● **TASK DIRECTIONS**: Filter the listing below, copying every line in which the word "Daily" appears.

● **INFORMATION PROVIDED**:
* start *

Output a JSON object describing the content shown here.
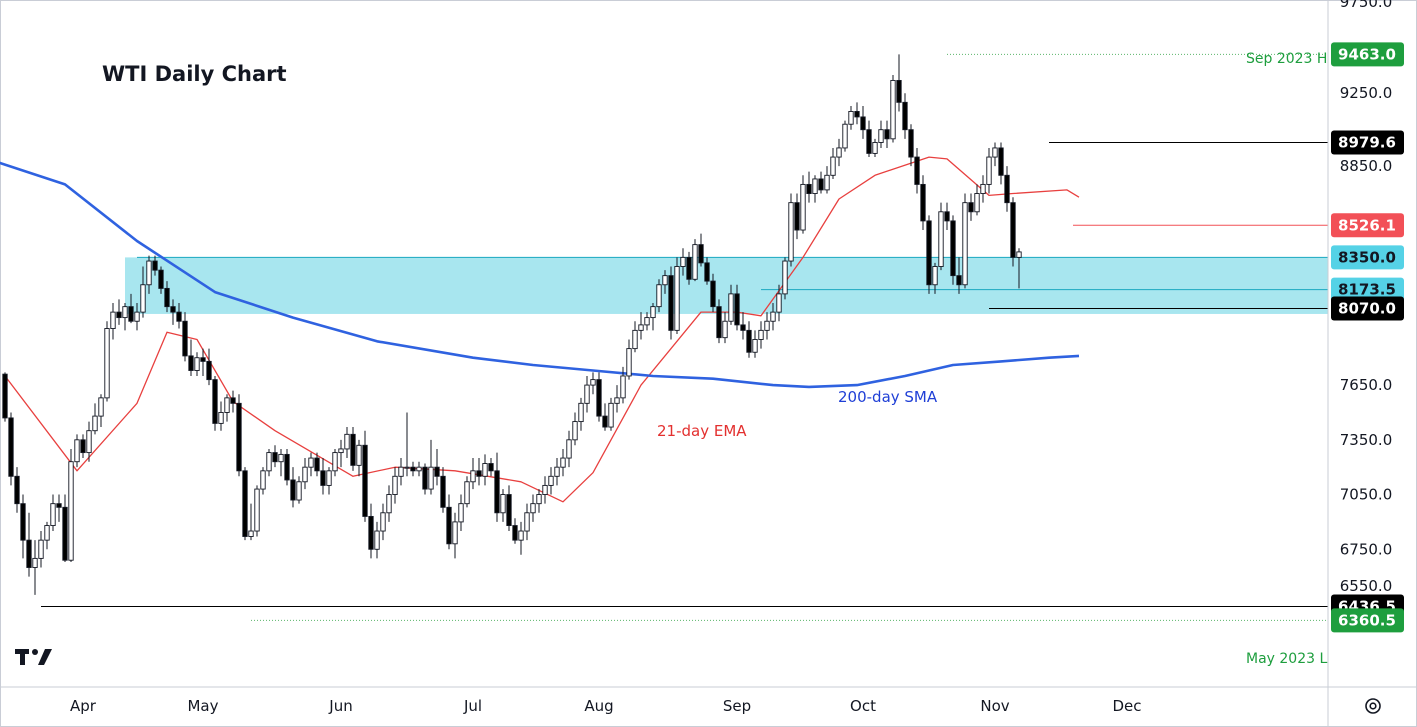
{
  "chart_data": {
    "type": "candlestick",
    "title": "WTI Daily Chart",
    "instrument": "WTI",
    "timeframe": "Daily",
    "ylim": [
      6280,
      9780
    ],
    "y_ticks": [
      6550.0,
      6750.0,
      7050.0,
      7350.0,
      7650.0,
      8850.0,
      9250.0,
      9750.0
    ],
    "x_ticks": [
      "Apr",
      "May",
      "Jun",
      "Jul",
      "Aug",
      "Sep",
      "Oct",
      "Nov",
      "Dec"
    ],
    "x_tick_dates": [
      "2023-04-01",
      "2023-05-01",
      "2023-06-01",
      "2023-07-01",
      "2023-08-01",
      "2023-09-01",
      "2023-10-01",
      "2023-11-01",
      "2023-12-01"
    ],
    "ohlc_start_date": "2023-03-15",
    "candles": [
      [
        7710,
        7720,
        7450,
        7470
      ],
      [
        7470,
        7500,
        7100,
        7150
      ],
      [
        7150,
        7200,
        6950,
        7000
      ],
      [
        7000,
        7050,
        6700,
        6800
      ],
      [
        6800,
        6950,
        6600,
        6650
      ],
      [
        6650,
        6800,
        6500,
        6700
      ],
      [
        6700,
        6850,
        6650,
        6800
      ],
      [
        6800,
        6900,
        6750,
        6880
      ],
      [
        6880,
        7050,
        6850,
        7000
      ],
      [
        7000,
        7050,
        6900,
        6980
      ],
      [
        6980,
        7050,
        6680,
        6690
      ],
      [
        6690,
        7300,
        6680,
        7230
      ],
      [
        7230,
        7380,
        7200,
        7350
      ],
      [
        7350,
        7380,
        7250,
        7280
      ],
      [
        7280,
        7450,
        7230,
        7400
      ],
      [
        7400,
        7550,
        7380,
        7480
      ],
      [
        7480,
        7600,
        7420,
        7580
      ],
      [
        7580,
        8000,
        7560,
        7960
      ],
      [
        7960,
        8100,
        7900,
        8050
      ],
      [
        8050,
        8120,
        7980,
        8020
      ],
      [
        8020,
        8100,
        7950,
        8080
      ],
      [
        8080,
        8150,
        7990,
        8000
      ],
      [
        8000,
        8100,
        7950,
        8050
      ],
      [
        8050,
        8300,
        8020,
        8200
      ],
      [
        8200,
        8360,
        8150,
        8330
      ],
      [
        8330,
        8360,
        8250,
        8280
      ],
      [
        8280,
        8300,
        8150,
        8180
      ],
      [
        8180,
        8220,
        8050,
        8080
      ],
      [
        8080,
        8120,
        7980,
        8050
      ],
      [
        8050,
        8100,
        7960,
        8000
      ],
      [
        8000,
        8050,
        7780,
        7810
      ],
      [
        7810,
        7900,
        7700,
        7730
      ],
      [
        7730,
        7830,
        7700,
        7800
      ],
      [
        7800,
        7850,
        7700,
        7780
      ],
      [
        7780,
        7850,
        7650,
        7680
      ],
      [
        7680,
        7700,
        7400,
        7440
      ],
      [
        7440,
        7560,
        7400,
        7500
      ],
      [
        7500,
        7600,
        7450,
        7580
      ],
      [
        7580,
        7620,
        7500,
        7550
      ],
      [
        7550,
        7600,
        7150,
        7180
      ],
      [
        7180,
        7200,
        6800,
        6820
      ],
      [
        6820,
        7000,
        6800,
        6850
      ],
      [
        6850,
        7100,
        6820,
        7080
      ],
      [
        7080,
        7200,
        7050,
        7180
      ],
      [
        7180,
        7300,
        7150,
        7280
      ],
      [
        7280,
        7320,
        7200,
        7230
      ],
      [
        7230,
        7300,
        7150,
        7270
      ],
      [
        7270,
        7300,
        7100,
        7130
      ],
      [
        7130,
        7200,
        6980,
        7020
      ],
      [
        7020,
        7150,
        7000,
        7120
      ],
      [
        7120,
        7250,
        7080,
        7200
      ],
      [
        7200,
        7280,
        7150,
        7250
      ],
      [
        7250,
        7280,
        7150,
        7180
      ],
      [
        7180,
        7250,
        7050,
        7100
      ],
      [
        7100,
        7200,
        7050,
        7180
      ],
      [
        7180,
        7300,
        7150,
        7280
      ],
      [
        7280,
        7350,
        7200,
        7300
      ],
      [
        7300,
        7420,
        7250,
        7380
      ],
      [
        7380,
        7420,
        7180,
        7210
      ],
      [
        7210,
        7350,
        7150,
        7320
      ],
      [
        7320,
        7400,
        6900,
        6930
      ],
      [
        6930,
        7000,
        6700,
        6750
      ],
      [
        6750,
        6900,
        6700,
        6850
      ],
      [
        6850,
        7000,
        6800,
        6950
      ],
      [
        6950,
        7100,
        6900,
        7050
      ],
      [
        7050,
        7200,
        7000,
        7150
      ],
      [
        7150,
        7250,
        7100,
        7200
      ],
      [
        7200,
        7500,
        7150,
        7200
      ],
      [
        7200,
        7230,
        7150,
        7180
      ],
      [
        7180,
        7230,
        7150,
        7200
      ],
      [
        7200,
        7220,
        7050,
        7080
      ],
      [
        7080,
        7350,
        7050,
        7200
      ],
      [
        7200,
        7300,
        7100,
        7150
      ],
      [
        7150,
        7200,
        6950,
        6980
      ],
      [
        6980,
        7050,
        6750,
        6780
      ],
      [
        6780,
        6950,
        6700,
        6900
      ],
      [
        6900,
        7050,
        6850,
        7000
      ],
      [
        7000,
        7150,
        6980,
        7120
      ],
      [
        7120,
        7250,
        7080,
        7180
      ],
      [
        7180,
        7250,
        7100,
        7150
      ],
      [
        7150,
        7270,
        7100,
        7220
      ],
      [
        7220,
        7250,
        7150,
        7180
      ],
      [
        7180,
        7280,
        6900,
        6950
      ],
      [
        6950,
        7080,
        6900,
        7050
      ],
      [
        7050,
        7100,
        6850,
        6880
      ],
      [
        6880,
        6920,
        6780,
        6800
      ],
      [
        6800,
        6900,
        6720,
        6850
      ],
      [
        6850,
        7000,
        6800,
        6950
      ],
      [
        6950,
        7050,
        6900,
        7000
      ],
      [
        7000,
        7080,
        6950,
        7050
      ],
      [
        7050,
        7150,
        7000,
        7100
      ],
      [
        7100,
        7200,
        7050,
        7150
      ],
      [
        7150,
        7250,
        7100,
        7200
      ],
      [
        7200,
        7300,
        7150,
        7250
      ],
      [
        7250,
        7400,
        7200,
        7350
      ],
      [
        7350,
        7500,
        7320,
        7450
      ],
      [
        7450,
        7580,
        7400,
        7550
      ],
      [
        7550,
        7700,
        7500,
        7650
      ],
      [
        7650,
        7720,
        7600,
        7680
      ],
      [
        7680,
        7720,
        7450,
        7480
      ],
      [
        7480,
        7550,
        7400,
        7420
      ],
      [
        7420,
        7580,
        7400,
        7550
      ],
      [
        7550,
        7650,
        7500,
        7580
      ],
      [
        7580,
        7750,
        7550,
        7700
      ],
      [
        7700,
        7900,
        7680,
        7850
      ],
      [
        7850,
        8000,
        7830,
        7950
      ],
      [
        7950,
        8050,
        7900,
        7980
      ],
      [
        7980,
        8050,
        7950,
        8020
      ],
      [
        8020,
        8100,
        7950,
        8080
      ],
      [
        8080,
        8230,
        8050,
        8200
      ],
      [
        8200,
        8280,
        8150,
        8250
      ],
      [
        8250,
        8300,
        7900,
        7950
      ],
      [
        7950,
        8350,
        7930,
        8300
      ],
      [
        8300,
        8400,
        8250,
        8350
      ],
      [
        8350,
        8380,
        8200,
        8230
      ],
      [
        8230,
        8450,
        8220,
        8420
      ],
      [
        8420,
        8480,
        8300,
        8320
      ],
      [
        8320,
        8350,
        8200,
        8220
      ],
      [
        8220,
        8260,
        8050,
        8080
      ],
      [
        8080,
        8120,
        7880,
        7910
      ],
      [
        7910,
        8050,
        7880,
        8000
      ],
      [
        8000,
        8200,
        7980,
        8150
      ],
      [
        8150,
        8200,
        7950,
        7980
      ],
      [
        7980,
        8050,
        7900,
        7950
      ],
      [
        7950,
        8000,
        7800,
        7830
      ],
      [
        7830,
        7950,
        7800,
        7900
      ],
      [
        7900,
        8000,
        7850,
        7950
      ],
      [
        7950,
        8050,
        7900,
        8000
      ],
      [
        8000,
        8100,
        7950,
        8050
      ],
      [
        8050,
        8200,
        8000,
        8150
      ],
      [
        8150,
        8350,
        8120,
        8330
      ],
      [
        8330,
        8700,
        8300,
        8650
      ],
      [
        8650,
        8700,
        8450,
        8500
      ],
      [
        8500,
        8800,
        8480,
        8750
      ],
      [
        8750,
        8820,
        8650,
        8700
      ],
      [
        8700,
        8800,
        8650,
        8780
      ],
      [
        8780,
        8820,
        8700,
        8720
      ],
      [
        8720,
        8850,
        8700,
        8800
      ],
      [
        8800,
        8950,
        8780,
        8900
      ],
      [
        8900,
        9000,
        8850,
        8950
      ],
      [
        8950,
        9100,
        8930,
        9080
      ],
      [
        9080,
        9180,
        9050,
        9150
      ],
      [
        9150,
        9200,
        9080,
        9120
      ],
      [
        9120,
        9180,
        9000,
        9050
      ],
      [
        9050,
        9100,
        8900,
        8920
      ],
      [
        8920,
        9000,
        8900,
        8980
      ],
      [
        8980,
        9100,
        8950,
        9050
      ],
      [
        9050,
        9100,
        8950,
        9000
      ],
      [
        9000,
        9350,
        8980,
        9320
      ],
      [
        9320,
        9463,
        9150,
        9200
      ],
      [
        9200,
        9250,
        9000,
        9050
      ],
      [
        9050,
        9080,
        8850,
        8900
      ],
      [
        8900,
        8950,
        8700,
        8750
      ],
      [
        8750,
        8800,
        8500,
        8550
      ],
      [
        8550,
        8580,
        8150,
        8200
      ],
      [
        8200,
        8320,
        8150,
        8300
      ],
      [
        8300,
        8650,
        8280,
        8600
      ],
      [
        8600,
        8650,
        8500,
        8550
      ],
      [
        8550,
        8580,
        8200,
        8250
      ],
      [
        8250,
        8350,
        8150,
        8200
      ],
      [
        8200,
        8700,
        8180,
        8650
      ],
      [
        8650,
        8700,
        8550,
        8600
      ],
      [
        8600,
        8750,
        8580,
        8700
      ],
      [
        8700,
        8800,
        8650,
        8750
      ],
      [
        8750,
        8950,
        8700,
        8900
      ],
      [
        8900,
        8980,
        8850,
        8950
      ],
      [
        8950,
        8980,
        8750,
        8800
      ],
      [
        8800,
        8850,
        8600,
        8650
      ],
      [
        8650,
        8680,
        8300,
        8350
      ],
      [
        8350,
        8400,
        8180,
        8380
      ]
    ],
    "series": [
      {
        "name": "21-day EMA",
        "color": "#e8403f",
        "values": [
          [
            0,
            7700
          ],
          [
            12,
            7180
          ],
          [
            22,
            7550
          ],
          [
            27,
            7940
          ],
          [
            32,
            7900
          ],
          [
            38,
            7560
          ],
          [
            45,
            7400
          ],
          [
            58,
            7150
          ],
          [
            65,
            7200
          ],
          [
            75,
            7180
          ],
          [
            86,
            7120
          ],
          [
            93,
            7010
          ],
          [
            98,
            7170
          ],
          [
            106,
            7650
          ],
          [
            116,
            8050
          ],
          [
            122,
            8050
          ],
          [
            126,
            8030
          ],
          [
            133,
            8350
          ],
          [
            139,
            8670
          ],
          [
            145,
            8800
          ],
          [
            154,
            8900
          ],
          [
            157,
            8890
          ],
          [
            164,
            8690
          ],
          [
            168,
            8700
          ],
          [
            177,
            8720
          ],
          [
            179,
            8680
          ]
        ]
      },
      {
        "name": "200-day SMA",
        "color": "#2f62e0",
        "values": [
          [
            -2,
            8880
          ],
          [
            10,
            8750
          ],
          [
            22,
            8440
          ],
          [
            35,
            8160
          ],
          [
            48,
            8020
          ],
          [
            62,
            7890
          ],
          [
            78,
            7800
          ],
          [
            88,
            7760
          ],
          [
            98,
            7730
          ],
          [
            108,
            7700
          ],
          [
            118,
            7685
          ],
          [
            128,
            7650
          ],
          [
            134,
            7640
          ],
          [
            142,
            7650
          ],
          [
            150,
            7700
          ],
          [
            158,
            7760
          ],
          [
            166,
            7780
          ],
          [
            174,
            7800
          ],
          [
            179,
            7810
          ]
        ]
      }
    ],
    "annotations": {
      "sma_label": "200-day SMA",
      "ema_label": "21-day EMA",
      "high_label": "Sep 2023 H",
      "low_label": "May 2023 L",
      "zone_top": 8350.0,
      "zone_bottom": 8040
    },
    "price_tags": [
      {
        "text": "9463.0",
        "value": 9463.0,
        "bg": "#1e9e3e",
        "fg": "#ffffff",
        "start": 157,
        "line": "dotted",
        "color": "#5bb56b"
      },
      {
        "text": "8979.6",
        "value": 8979.6,
        "bg": "#000000",
        "fg": "#ffffff",
        "start": 174,
        "line": "solid",
        "color": "#000000"
      },
      {
        "text": "8526.1",
        "value": 8526.1,
        "bg": "#f25057",
        "fg": "#ffffff",
        "start": 178,
        "line": "solid",
        "color": "#f25057"
      },
      {
        "text": "8350.0",
        "value": 8350.0,
        "bg": "#55d2e6",
        "fg": "#131722",
        "start": 22,
        "line": "solid",
        "color": "#1aa9c1"
      },
      {
        "text": "8173.5",
        "value": 8173.5,
        "bg": "#55d2e6",
        "fg": "#131722",
        "start": 126,
        "line": "solid",
        "color": "#1aa9c1"
      },
      {
        "text": "8070.0",
        "value": 8070.0,
        "bg": "#000000",
        "fg": "#ffffff",
        "start": 164,
        "line": "solid",
        "color": "#000000"
      },
      {
        "text": "6436.5",
        "value": 6436.5,
        "bg": "#000000",
        "fg": "#ffffff",
        "start": 6,
        "line": "solid",
        "color": "#000000"
      },
      {
        "text": "6360.5",
        "value": 6360.5,
        "bg": "#1e9e3e",
        "fg": "#ffffff",
        "start": 41,
        "line": "dotted",
        "color": "#5bb56b"
      }
    ],
    "colors": {
      "up": "#ffffff",
      "down": "#000000",
      "wick": "#131722",
      "zone": "#a8e6ef",
      "zone_line": "#1aa9c1",
      "grid": "#e6e9ef"
    }
  },
  "logo": {
    "name": "tradingview-logo",
    "text": "TV"
  },
  "settings_icon": "gear-icon"
}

* end *

● **COMPLETED EXERCISE**:
    "title": "WTI Daily Chart",
    "timeframe": "Daily",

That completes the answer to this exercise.